— Work instructions —
Check each line of the listing below for the word "subtitle" and say how many lines have it. Nothing else should be written.

— Supplied data —
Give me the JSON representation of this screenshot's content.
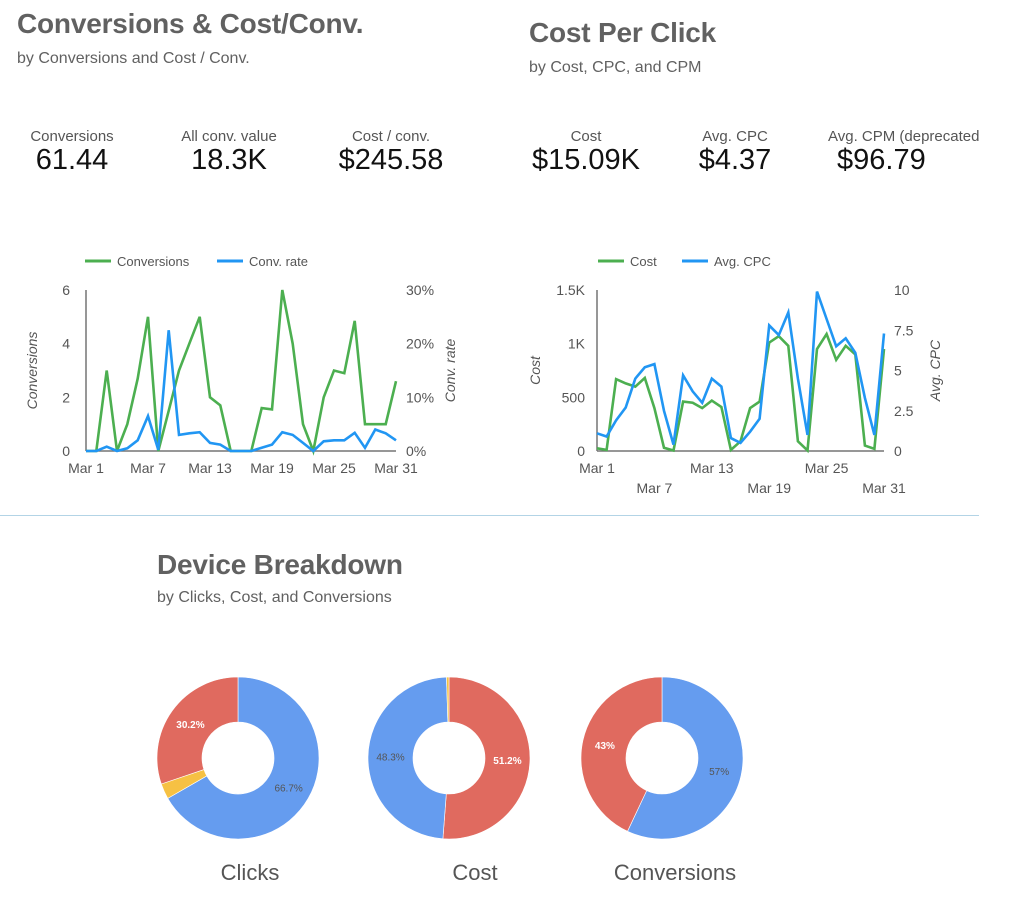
{
  "sections": {
    "conversions": {
      "title": "Conversions & Cost/Conv.",
      "subtitle": "by Conversions  and Cost / Conv.",
      "kpis": [
        {
          "label": "Conversions",
          "value": "61.44"
        },
        {
          "label": "All conv. value",
          "value": "18.3K"
        },
        {
          "label": "Cost / conv.",
          "value": "$245.58"
        }
      ]
    },
    "cpc": {
      "title": "Cost Per Click",
      "subtitle": "by Cost, CPC, and CPM",
      "kpis": [
        {
          "label": "Cost",
          "value": "$15.09K"
        },
        {
          "label": "Avg. CPC",
          "value": "$4.37"
        },
        {
          "label": "Avg. CPM (deprecated",
          "value": "$96.79"
        }
      ]
    },
    "device": {
      "title": "Device Breakdown",
      "subtitle": "by Clicks, Cost, and Conversions"
    }
  },
  "colors": {
    "green": "#4caf50",
    "blue": "#2196f3",
    "pie_blue": "#659cef",
    "pie_red": "#e06a5f",
    "pie_yellow": "#f6c143",
    "axis": "#757575"
  },
  "chart_data": [
    {
      "type": "line",
      "title": "Conversions & Conv. rate",
      "x": [
        "Mar 1",
        "Mar 2",
        "Mar 3",
        "Mar 4",
        "Mar 5",
        "Mar 6",
        "Mar 7",
        "Mar 8",
        "Mar 9",
        "Mar 10",
        "Mar 11",
        "Mar 12",
        "Mar 13",
        "Mar 14",
        "Mar 15",
        "Mar 16",
        "Mar 17",
        "Mar 18",
        "Mar 19",
        "Mar 20",
        "Mar 21",
        "Mar 22",
        "Mar 23",
        "Mar 24",
        "Mar 25",
        "Mar 26",
        "Mar 27",
        "Mar 28",
        "Mar 29",
        "Mar 30",
        "Mar 31"
      ],
      "xticks": [
        "Mar 1",
        "Mar 7",
        "Mar 13",
        "Mar 19",
        "Mar 25",
        "Mar 31"
      ],
      "series": [
        {
          "name": "Conversions",
          "axis": "left",
          "color": "#4caf50",
          "values": [
            0,
            0,
            3,
            0,
            1,
            2.7,
            5,
            0,
            1.5,
            3,
            4,
            5,
            2,
            1.7,
            0,
            0,
            0,
            1.6,
            1.55,
            6,
            4,
            1,
            0,
            2,
            3,
            2.9,
            4.85,
            1,
            1,
            1,
            2.6
          ]
        },
        {
          "name": "Conv. rate",
          "axis": "right",
          "color": "#2196f3",
          "values": [
            0,
            0,
            0.8,
            0,
            0.5,
            2,
            6.5,
            0.2,
            22.5,
            3,
            3.3,
            3.5,
            1.5,
            1.2,
            0,
            0,
            0,
            0.6,
            1.2,
            3.5,
            3,
            1.5,
            0,
            1.8,
            2,
            2,
            3.4,
            0.6,
            4,
            3.3,
            2
          ]
        }
      ],
      "ylabel": "Conversions",
      "ylabel_right": "Conv. rate",
      "ylim": [
        0,
        6
      ],
      "yticks": [
        "0",
        "2",
        "4",
        "6"
      ],
      "ylim_right": [
        0,
        30
      ],
      "yticks_right": [
        "0%",
        "10%",
        "20%",
        "30%"
      ],
      "legend": "top",
      "grid": false
    },
    {
      "type": "line",
      "title": "Cost & Avg. CPC",
      "x": [
        "Mar 1",
        "Mar 2",
        "Mar 3",
        "Mar 4",
        "Mar 5",
        "Mar 6",
        "Mar 7",
        "Mar 8",
        "Mar 9",
        "Mar 10",
        "Mar 11",
        "Mar 12",
        "Mar 13",
        "Mar 14",
        "Mar 15",
        "Mar 16",
        "Mar 17",
        "Mar 18",
        "Mar 19",
        "Mar 20",
        "Mar 21",
        "Mar 22",
        "Mar 23",
        "Mar 24",
        "Mar 25",
        "Mar 26",
        "Mar 27",
        "Mar 28",
        "Mar 29",
        "Mar 30",
        "Mar 31"
      ],
      "xticks_top": [
        "Mar 1",
        "Mar 13",
        "Mar 25"
      ],
      "xticks_bottom": [
        "Mar 7",
        "Mar 19",
        "Mar 31"
      ],
      "series": [
        {
          "name": "Cost",
          "axis": "left",
          "color": "#4caf50",
          "values": [
            25,
            10,
            670,
            630,
            600,
            680,
            400,
            30,
            5,
            460,
            450,
            400,
            470,
            410,
            10,
            90,
            400,
            460,
            1010,
            1070,
            980,
            90,
            5,
            950,
            1090,
            850,
            980,
            900,
            50,
            20,
            950
          ]
        },
        {
          "name": "Avg. CPC",
          "axis": "right",
          "color": "#2196f3",
          "values": [
            1.1,
            0.9,
            1.9,
            2.7,
            4.5,
            5.2,
            5.4,
            2.5,
            0.4,
            4.7,
            3.7,
            3.0,
            4.5,
            4.0,
            0.8,
            0.5,
            1.2,
            2.0,
            7.8,
            7.2,
            8.6,
            4.5,
            1.0,
            9.9,
            8.2,
            6.5,
            7.0,
            6.1,
            3.3,
            1.0,
            7.3
          ]
        }
      ],
      "ylabel": "Cost",
      "ylabel_right": "Avg. CPC",
      "ylim": [
        0,
        1500
      ],
      "yticks": [
        "0",
        "500",
        "1K",
        "1.5K"
      ],
      "ylim_right": [
        0,
        10
      ],
      "yticks_right": [
        "0",
        "2.5",
        "5",
        "7.5",
        "10"
      ],
      "legend": "top",
      "grid": false
    },
    {
      "type": "pie",
      "title": "Clicks",
      "slices": [
        {
          "label": "Blue segment",
          "value": 66.7,
          "color": "#659cef",
          "text": "66.7%"
        },
        {
          "label": "Yellow segment",
          "value": 3.1,
          "color": "#f6c143",
          "text": ""
        },
        {
          "label": "Red segment",
          "value": 30.2,
          "color": "#e06a5f",
          "text": "30.2%"
        }
      ]
    },
    {
      "type": "pie",
      "title": "Cost",
      "slices": [
        {
          "label": "Red segment",
          "value": 51.2,
          "color": "#e06a5f",
          "text": "51.2%"
        },
        {
          "label": "Blue segment",
          "value": 48.3,
          "color": "#659cef",
          "text": "48.3%"
        },
        {
          "label": "Yellow segment",
          "value": 0.5,
          "color": "#f6c143",
          "text": ""
        }
      ]
    },
    {
      "type": "pie",
      "title": "Conversions",
      "slices": [
        {
          "label": "Blue segment",
          "value": 57,
          "color": "#659cef",
          "text": "57%"
        },
        {
          "label": "Red segment",
          "value": 43,
          "color": "#e06a5f",
          "text": "43%"
        }
      ]
    }
  ]
}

— Exercise result —
3